Aim
Comb through the entries for "level" and pull out each line that holds it.

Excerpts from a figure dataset
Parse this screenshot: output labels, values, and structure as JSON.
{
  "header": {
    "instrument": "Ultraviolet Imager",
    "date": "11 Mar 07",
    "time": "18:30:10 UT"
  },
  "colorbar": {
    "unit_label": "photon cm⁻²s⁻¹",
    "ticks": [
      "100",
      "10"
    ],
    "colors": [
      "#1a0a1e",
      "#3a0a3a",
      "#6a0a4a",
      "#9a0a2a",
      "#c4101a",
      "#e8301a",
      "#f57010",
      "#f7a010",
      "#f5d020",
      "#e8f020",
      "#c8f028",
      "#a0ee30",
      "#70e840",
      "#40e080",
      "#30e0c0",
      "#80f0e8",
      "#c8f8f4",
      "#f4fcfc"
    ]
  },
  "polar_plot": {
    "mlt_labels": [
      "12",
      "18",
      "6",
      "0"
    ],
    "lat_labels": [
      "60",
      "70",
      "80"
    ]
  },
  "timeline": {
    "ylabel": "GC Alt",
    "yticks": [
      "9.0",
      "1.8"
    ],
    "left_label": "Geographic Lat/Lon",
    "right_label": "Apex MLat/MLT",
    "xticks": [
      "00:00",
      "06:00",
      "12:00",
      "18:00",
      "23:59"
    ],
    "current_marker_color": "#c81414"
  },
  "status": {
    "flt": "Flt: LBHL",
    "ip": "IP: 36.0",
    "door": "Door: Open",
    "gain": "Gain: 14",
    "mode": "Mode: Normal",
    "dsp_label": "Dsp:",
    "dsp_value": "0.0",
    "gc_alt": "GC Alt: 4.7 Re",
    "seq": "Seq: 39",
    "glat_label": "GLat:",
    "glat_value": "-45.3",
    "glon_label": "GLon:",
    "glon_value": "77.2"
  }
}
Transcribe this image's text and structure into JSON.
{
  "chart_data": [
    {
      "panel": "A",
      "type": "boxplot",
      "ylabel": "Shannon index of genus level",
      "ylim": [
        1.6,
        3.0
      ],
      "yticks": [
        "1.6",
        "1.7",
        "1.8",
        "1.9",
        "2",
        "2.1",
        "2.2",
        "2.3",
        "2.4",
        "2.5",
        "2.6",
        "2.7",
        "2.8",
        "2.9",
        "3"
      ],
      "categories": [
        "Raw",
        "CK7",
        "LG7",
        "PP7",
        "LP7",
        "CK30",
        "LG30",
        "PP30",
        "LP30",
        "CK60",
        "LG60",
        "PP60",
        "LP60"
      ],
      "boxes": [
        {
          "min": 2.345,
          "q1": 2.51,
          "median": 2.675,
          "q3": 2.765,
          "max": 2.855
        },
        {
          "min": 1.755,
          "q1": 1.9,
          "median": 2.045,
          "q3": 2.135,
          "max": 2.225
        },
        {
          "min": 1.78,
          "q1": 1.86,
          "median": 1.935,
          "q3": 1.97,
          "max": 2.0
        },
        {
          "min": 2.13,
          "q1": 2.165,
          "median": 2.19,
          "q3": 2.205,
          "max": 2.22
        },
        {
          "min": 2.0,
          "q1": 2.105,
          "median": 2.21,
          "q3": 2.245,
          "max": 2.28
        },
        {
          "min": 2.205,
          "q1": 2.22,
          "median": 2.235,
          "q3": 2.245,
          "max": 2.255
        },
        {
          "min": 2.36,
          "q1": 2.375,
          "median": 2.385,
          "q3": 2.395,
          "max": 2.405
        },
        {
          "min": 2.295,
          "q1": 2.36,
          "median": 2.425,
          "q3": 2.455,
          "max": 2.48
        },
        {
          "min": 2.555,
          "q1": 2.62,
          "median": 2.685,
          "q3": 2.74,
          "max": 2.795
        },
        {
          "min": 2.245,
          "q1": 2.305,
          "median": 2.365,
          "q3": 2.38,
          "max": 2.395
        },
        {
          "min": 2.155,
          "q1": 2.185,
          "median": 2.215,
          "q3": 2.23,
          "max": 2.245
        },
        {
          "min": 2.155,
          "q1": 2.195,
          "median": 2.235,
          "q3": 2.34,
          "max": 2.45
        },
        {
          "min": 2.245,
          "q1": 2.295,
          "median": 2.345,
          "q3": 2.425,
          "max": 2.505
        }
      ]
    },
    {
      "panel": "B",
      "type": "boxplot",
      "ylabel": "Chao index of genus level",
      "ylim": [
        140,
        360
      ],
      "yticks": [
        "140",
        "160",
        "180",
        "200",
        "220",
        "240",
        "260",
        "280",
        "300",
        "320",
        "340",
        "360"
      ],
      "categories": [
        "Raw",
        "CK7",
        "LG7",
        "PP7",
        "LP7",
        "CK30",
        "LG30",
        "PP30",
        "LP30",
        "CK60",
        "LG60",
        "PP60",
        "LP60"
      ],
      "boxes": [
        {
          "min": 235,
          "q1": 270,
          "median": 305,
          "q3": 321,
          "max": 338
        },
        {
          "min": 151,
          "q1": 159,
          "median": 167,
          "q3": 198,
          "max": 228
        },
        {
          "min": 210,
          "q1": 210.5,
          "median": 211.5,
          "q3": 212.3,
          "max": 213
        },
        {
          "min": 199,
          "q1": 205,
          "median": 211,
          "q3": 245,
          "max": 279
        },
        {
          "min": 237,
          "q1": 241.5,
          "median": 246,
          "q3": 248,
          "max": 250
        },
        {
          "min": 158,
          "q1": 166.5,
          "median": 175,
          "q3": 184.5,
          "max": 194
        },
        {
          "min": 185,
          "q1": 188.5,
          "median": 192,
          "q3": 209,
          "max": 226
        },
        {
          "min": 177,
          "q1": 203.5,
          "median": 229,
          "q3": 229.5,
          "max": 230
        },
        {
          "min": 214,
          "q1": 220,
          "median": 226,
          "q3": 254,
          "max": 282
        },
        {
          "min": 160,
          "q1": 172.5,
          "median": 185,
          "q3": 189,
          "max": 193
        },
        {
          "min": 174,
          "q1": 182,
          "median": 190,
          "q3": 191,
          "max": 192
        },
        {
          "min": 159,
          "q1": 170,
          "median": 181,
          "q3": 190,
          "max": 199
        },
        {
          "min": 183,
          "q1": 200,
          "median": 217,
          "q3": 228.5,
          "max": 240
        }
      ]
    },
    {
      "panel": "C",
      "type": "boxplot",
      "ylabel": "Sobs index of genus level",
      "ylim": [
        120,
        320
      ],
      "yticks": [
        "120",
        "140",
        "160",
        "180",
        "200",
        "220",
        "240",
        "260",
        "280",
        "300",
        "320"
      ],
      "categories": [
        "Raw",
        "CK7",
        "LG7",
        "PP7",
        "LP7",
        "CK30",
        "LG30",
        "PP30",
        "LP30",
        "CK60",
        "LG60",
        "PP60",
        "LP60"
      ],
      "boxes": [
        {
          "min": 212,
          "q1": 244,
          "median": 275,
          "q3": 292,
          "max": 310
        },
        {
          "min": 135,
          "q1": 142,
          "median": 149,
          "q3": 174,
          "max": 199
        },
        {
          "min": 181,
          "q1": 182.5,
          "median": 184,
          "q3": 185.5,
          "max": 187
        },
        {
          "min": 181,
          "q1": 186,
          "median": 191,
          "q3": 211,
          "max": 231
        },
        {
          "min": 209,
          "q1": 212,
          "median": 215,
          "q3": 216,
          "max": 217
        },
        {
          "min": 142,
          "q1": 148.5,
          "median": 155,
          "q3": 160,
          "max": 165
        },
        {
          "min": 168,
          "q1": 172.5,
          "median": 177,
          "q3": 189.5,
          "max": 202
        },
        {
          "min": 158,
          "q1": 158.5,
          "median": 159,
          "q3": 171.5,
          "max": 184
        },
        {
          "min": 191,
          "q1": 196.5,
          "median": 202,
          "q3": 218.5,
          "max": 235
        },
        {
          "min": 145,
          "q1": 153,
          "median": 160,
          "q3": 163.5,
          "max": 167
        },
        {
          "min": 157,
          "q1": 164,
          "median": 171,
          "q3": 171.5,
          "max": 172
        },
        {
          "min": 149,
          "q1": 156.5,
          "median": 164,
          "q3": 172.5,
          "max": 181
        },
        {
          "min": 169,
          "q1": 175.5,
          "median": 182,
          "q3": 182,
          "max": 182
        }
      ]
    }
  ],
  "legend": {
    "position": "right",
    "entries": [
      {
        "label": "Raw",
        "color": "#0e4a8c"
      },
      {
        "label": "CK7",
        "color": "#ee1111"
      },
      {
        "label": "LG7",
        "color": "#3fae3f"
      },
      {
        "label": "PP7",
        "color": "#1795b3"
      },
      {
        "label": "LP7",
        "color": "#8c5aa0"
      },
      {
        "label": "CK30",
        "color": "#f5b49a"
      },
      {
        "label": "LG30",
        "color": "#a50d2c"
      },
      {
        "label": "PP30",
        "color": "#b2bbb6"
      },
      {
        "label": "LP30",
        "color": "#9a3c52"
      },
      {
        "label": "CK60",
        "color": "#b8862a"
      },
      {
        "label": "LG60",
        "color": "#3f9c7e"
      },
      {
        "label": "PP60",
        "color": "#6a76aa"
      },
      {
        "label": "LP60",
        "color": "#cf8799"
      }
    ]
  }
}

Exercise answer
      "ylabel": "Shannon index of genus level",
      "ylabel": "Chao index of genus level",
      "ylabel": "Sobs index of genus level",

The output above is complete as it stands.